▶ **Input rows**:
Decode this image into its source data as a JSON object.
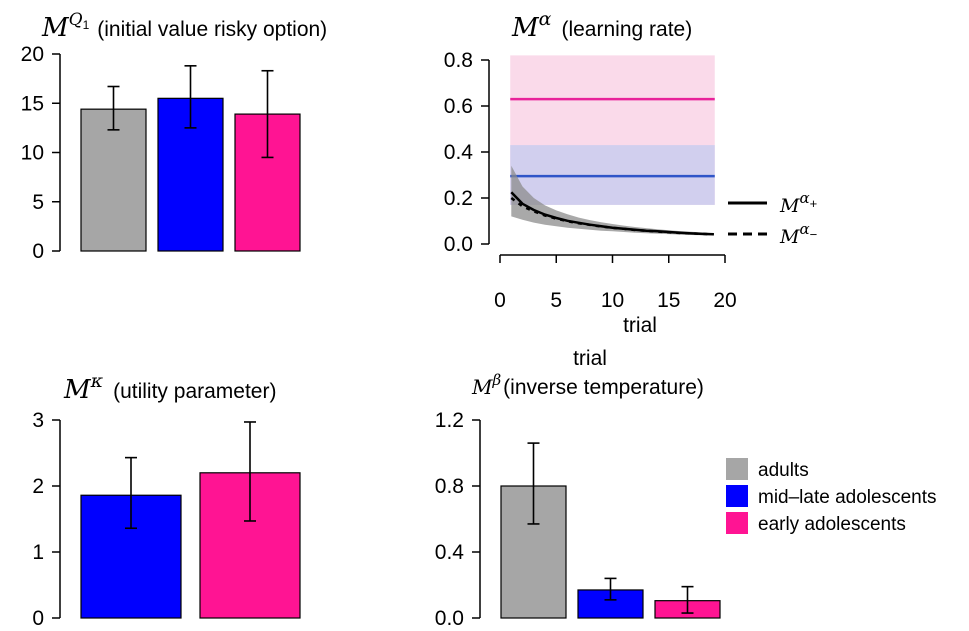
{
  "colors": {
    "adults": "#a6a6a6",
    "mid_late": "#0000ff",
    "early": "#ff1493",
    "alpha_mid_line": "#2f55c8",
    "alpha_mid_band": "#c9cdee",
    "alpha_early_line": "#e8229a",
    "alpha_early_band": "#f9d3e6",
    "alpha_adult_band": "#8c8c8c"
  },
  "chart_data": [
    {
      "id": "q1",
      "type": "bar",
      "title_symbol": "M",
      "title_superscript": "Q",
      "title_sub": "1",
      "title_text": "(initial value risky option)",
      "ylim": [
        0,
        20
      ],
      "yticks": [
        "0",
        "5",
        "10",
        "15",
        "20"
      ],
      "series": [
        {
          "group": "adults",
          "value": 14.4,
          "err_low": 12.3,
          "err_high": 16.7
        },
        {
          "group": "mid_late",
          "value": 15.5,
          "err_low": 12.5,
          "err_high": 18.8
        },
        {
          "group": "early",
          "value": 13.9,
          "err_low": 9.5,
          "err_high": 18.3
        }
      ]
    },
    {
      "id": "alpha",
      "type": "line",
      "title_symbol": "M",
      "title_superscript": "α",
      "title_text": "(learning rate)",
      "xlabel": "trial",
      "xlim": [
        0,
        20
      ],
      "ylim": [
        0,
        0.8
      ],
      "xticks": [
        "0",
        "5",
        "10",
        "15",
        "20"
      ],
      "yticks": [
        "0.0",
        "0.2",
        "0.4",
        "0.6",
        "0.8"
      ],
      "bands": [
        {
          "group": "early",
          "y_low": 0.17,
          "y_high": 0.82,
          "mean": 0.63,
          "x_from": 1,
          "x_to": 19
        },
        {
          "group": "mid_late",
          "y_low": 0.17,
          "y_high": 0.43,
          "mean": 0.295,
          "x_from": 1,
          "x_to": 19
        }
      ],
      "adult_curves": {
        "x": [
          1,
          2,
          3,
          4,
          5,
          6,
          7,
          8,
          9,
          10,
          11,
          12,
          13,
          14,
          15,
          16,
          17,
          18,
          19
        ],
        "alpha_plus": [
          0.225,
          0.175,
          0.148,
          0.128,
          0.113,
          0.101,
          0.092,
          0.084,
          0.077,
          0.071,
          0.066,
          0.062,
          0.058,
          0.055,
          0.052,
          0.049,
          0.046,
          0.044,
          0.042
        ],
        "alpha_minus": [
          0.2,
          0.164,
          0.142,
          0.124,
          0.11,
          0.099,
          0.09,
          0.083,
          0.076,
          0.07,
          0.066,
          0.061,
          0.058,
          0.054,
          0.051,
          0.048,
          0.046,
          0.044,
          0.042
        ],
        "band_low": [
          0.12,
          0.105,
          0.093,
          0.084,
          0.077,
          0.071,
          0.066,
          0.062,
          0.058,
          0.055,
          0.052,
          0.049,
          0.047,
          0.045,
          0.043,
          0.041,
          0.039,
          0.038,
          0.037
        ],
        "band_high": [
          0.34,
          0.25,
          0.2,
          0.168,
          0.146,
          0.129,
          0.115,
          0.104,
          0.095,
          0.087,
          0.08,
          0.074,
          0.069,
          0.064,
          0.06,
          0.056,
          0.053,
          0.05,
          0.047
        ]
      },
      "legend": [
        {
          "symbol": "M",
          "superscript": "α",
          "sub": "+",
          "style": "solid"
        },
        {
          "symbol": "M",
          "superscript": "α",
          "sub": "−",
          "style": "dashed"
        }
      ]
    },
    {
      "id": "kappa",
      "type": "bar",
      "title_symbol": "M",
      "title_superscript": "κ",
      "title_text": "(utility parameter)",
      "ylim": [
        0,
        3
      ],
      "yticks": [
        "0",
        "1",
        "2",
        "3"
      ],
      "series": [
        {
          "group": "mid_late",
          "value": 1.86,
          "err_low": 1.36,
          "err_high": 2.43
        },
        {
          "group": "early",
          "value": 2.2,
          "err_low": 1.47,
          "err_high": 2.97
        }
      ]
    },
    {
      "id": "beta",
      "type": "bar",
      "title_symbol": "M",
      "title_superscript": "β",
      "title_text": "(inverse temperature)",
      "extra_label": "trial",
      "ylim": [
        0,
        1.2
      ],
      "yticks": [
        "0.0",
        "0.4",
        "0.8",
        "1.2"
      ],
      "series": [
        {
          "group": "adults",
          "value": 0.8,
          "err_low": 0.57,
          "err_high": 1.06
        },
        {
          "group": "mid_late",
          "value": 0.17,
          "err_low": 0.11,
          "err_high": 0.24
        },
        {
          "group": "early",
          "value": 0.105,
          "err_low": 0.03,
          "err_high": 0.19
        }
      ]
    }
  ],
  "legend": [
    {
      "group": "adults",
      "label": "adults"
    },
    {
      "group": "mid_late",
      "label": "mid–late adolescents"
    },
    {
      "group": "early",
      "label": "early adolescents"
    }
  ]
}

▶ **Instructions for the task**: Repeat the data exactly, dropping every picture it holds.

▶ **Exercise response**:
Decode this image into its source data as a JSON object.
{
  "colors": {
    "adults": "#a6a6a6",
    "mid_late": "#0000ff",
    "early": "#ff1493",
    "alpha_mid_line": "#2f55c8",
    "alpha_mid_band": "#c9cdee",
    "alpha_early_line": "#e8229a",
    "alpha_early_band": "#f9d3e6",
    "alpha_adult_band": "#8c8c8c"
  },
  "chart_data": [
    {
      "id": "q1",
      "type": "bar",
      "title_symbol": "M",
      "title_superscript": "Q",
      "title_sub": "1",
      "title_text": "(initial value risky option)",
      "ylim": [
        0,
        20
      ],
      "yticks": [
        "0",
        "5",
        "10",
        "15",
        "20"
      ],
      "series": [
        {
          "group": "adults",
          "value": 14.4,
          "err_low": 12.3,
          "err_high": 16.7
        },
        {
          "group": "mid_late",
          "value": 15.5,
          "err_low": 12.5,
          "err_high": 18.8
        },
        {
          "group": "early",
          "value": 13.9,
          "err_low": 9.5,
          "err_high": 18.3
        }
      ]
    },
    {
      "id": "alpha",
      "type": "line",
      "title_symbol": "M",
      "title_superscript": "α",
      "title_text": "(learning rate)",
      "xlabel": "trial",
      "xlim": [
        0,
        20
      ],
      "ylim": [
        0,
        0.8
      ],
      "xticks": [
        "0",
        "5",
        "10",
        "15",
        "20"
      ],
      "yticks": [
        "0.0",
        "0.2",
        "0.4",
        "0.6",
        "0.8"
      ],
      "bands": [
        {
          "group": "early",
          "y_low": 0.17,
          "y_high": 0.82,
          "mean": 0.63,
          "x_from": 1,
          "x_to": 19
        },
        {
          "group": "mid_late",
          "y_low": 0.17,
          "y_high": 0.43,
          "mean": 0.295,
          "x_from": 1,
          "x_to": 19
        }
      ],
      "adult_curves": {
        "x": [
          1,
          2,
          3,
          4,
          5,
          6,
          7,
          8,
          9,
          10,
          11,
          12,
          13,
          14,
          15,
          16,
          17,
          18,
          19
        ],
        "alpha_plus": [
          0.225,
          0.175,
          0.148,
          0.128,
          0.113,
          0.101,
          0.092,
          0.084,
          0.077,
          0.071,
          0.066,
          0.062,
          0.058,
          0.055,
          0.052,
          0.049,
          0.046,
          0.044,
          0.042
        ],
        "alpha_minus": [
          0.2,
          0.164,
          0.142,
          0.124,
          0.11,
          0.099,
          0.09,
          0.083,
          0.076,
          0.07,
          0.066,
          0.061,
          0.058,
          0.054,
          0.051,
          0.048,
          0.046,
          0.044,
          0.042
        ],
        "band_low": [
          0.12,
          0.105,
          0.093,
          0.084,
          0.077,
          0.071,
          0.066,
          0.062,
          0.058,
          0.055,
          0.052,
          0.049,
          0.047,
          0.045,
          0.043,
          0.041,
          0.039,
          0.038,
          0.037
        ],
        "band_high": [
          0.34,
          0.25,
          0.2,
          0.168,
          0.146,
          0.129,
          0.115,
          0.104,
          0.095,
          0.087,
          0.08,
          0.074,
          0.069,
          0.064,
          0.06,
          0.056,
          0.053,
          0.05,
          0.047
        ]
      },
      "legend": [
        {
          "symbol": "M",
          "superscript": "α",
          "sub": "+",
          "style": "solid"
        },
        {
          "symbol": "M",
          "superscript": "α",
          "sub": "−",
          "style": "dashed"
        }
      ]
    },
    {
      "id": "kappa",
      "type": "bar",
      "title_symbol": "M",
      "title_superscript": "κ",
      "title_text": "(utility parameter)",
      "ylim": [
        0,
        3
      ],
      "yticks": [
        "0",
        "1",
        "2",
        "3"
      ],
      "series": [
        {
          "group": "mid_late",
          "value": 1.86,
          "err_low": 1.36,
          "err_high": 2.43
        },
        {
          "group": "early",
          "value": 2.2,
          "err_low": 1.47,
          "err_high": 2.97
        }
      ]
    },
    {
      "id": "beta",
      "type": "bar",
      "title_symbol": "M",
      "title_superscript": "β",
      "title_text": "(inverse temperature)",
      "extra_label": "trial",
      "ylim": [
        0,
        1.2
      ],
      "yticks": [
        "0.0",
        "0.4",
        "0.8",
        "1.2"
      ],
      "series": [
        {
          "group": "adults",
          "value": 0.8,
          "err_low": 0.57,
          "err_high": 1.06
        },
        {
          "group": "mid_late",
          "value": 0.17,
          "err_low": 0.11,
          "err_high": 0.24
        },
        {
          "group": "early",
          "value": 0.105,
          "err_low": 0.03,
          "err_high": 0.19
        }
      ]
    }
  ],
  "legend": [
    {
      "group": "adults",
      "label": "adults"
    },
    {
      "group": "mid_late",
      "label": "mid–late adolescents"
    },
    {
      "group": "early",
      "label": "early adolescents"
    }
  ]
}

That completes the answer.